/---

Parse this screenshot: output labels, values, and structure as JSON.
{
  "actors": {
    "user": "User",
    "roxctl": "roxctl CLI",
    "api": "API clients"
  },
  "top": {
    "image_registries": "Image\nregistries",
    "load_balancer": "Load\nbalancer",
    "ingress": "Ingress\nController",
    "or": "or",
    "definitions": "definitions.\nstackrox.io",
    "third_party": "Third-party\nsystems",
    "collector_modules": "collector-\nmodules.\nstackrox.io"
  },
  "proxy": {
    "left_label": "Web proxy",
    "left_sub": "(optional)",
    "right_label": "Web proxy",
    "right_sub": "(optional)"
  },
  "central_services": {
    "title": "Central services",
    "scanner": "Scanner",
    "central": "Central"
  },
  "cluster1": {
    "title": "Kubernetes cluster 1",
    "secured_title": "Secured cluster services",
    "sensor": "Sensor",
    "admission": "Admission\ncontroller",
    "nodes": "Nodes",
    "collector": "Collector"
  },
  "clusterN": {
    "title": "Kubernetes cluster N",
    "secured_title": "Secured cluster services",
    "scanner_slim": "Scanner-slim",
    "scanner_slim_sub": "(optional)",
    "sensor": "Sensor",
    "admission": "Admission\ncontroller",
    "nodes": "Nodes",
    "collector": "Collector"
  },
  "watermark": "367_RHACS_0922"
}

\---

THE EXERCISE:
Nothing should be changed: write out all of the data as is.

RESPONSE:
Parse this screenshot: output labels, values, and structure as JSON.
{
  "actors": {
    "user": "User",
    "roxctl": "roxctl CLI",
    "api": "API clients"
  },
  "top": {
    "image_registries": "Image\nregistries",
    "load_balancer": "Load\nbalancer",
    "ingress": "Ingress\nController",
    "or": "or",
    "definitions": "definitions.\nstackrox.io",
    "third_party": "Third-party\nsystems",
    "collector_modules": "collector-\nmodules.\nstackrox.io"
  },
  "proxy": {
    "left_label": "Web proxy",
    "left_sub": "(optional)",
    "right_label": "Web proxy",
    "right_sub": "(optional)"
  },
  "central_services": {
    "title": "Central services",
    "scanner": "Scanner",
    "central": "Central"
  },
  "cluster1": {
    "title": "Kubernetes cluster 1",
    "secured_title": "Secured cluster services",
    "sensor": "Sensor",
    "admission": "Admission\ncontroller",
    "nodes": "Nodes",
    "collector": "Collector"
  },
  "clusterN": {
    "title": "Kubernetes cluster N",
    "secured_title": "Secured cluster services",
    "scanner_slim": "Scanner-slim",
    "scanner_slim_sub": "(optional)",
    "sensor": "Sensor",
    "admission": "Admission\ncontroller",
    "nodes": "Nodes",
    "collector": "Collector"
  },
  "watermark": "367_RHACS_0922"
}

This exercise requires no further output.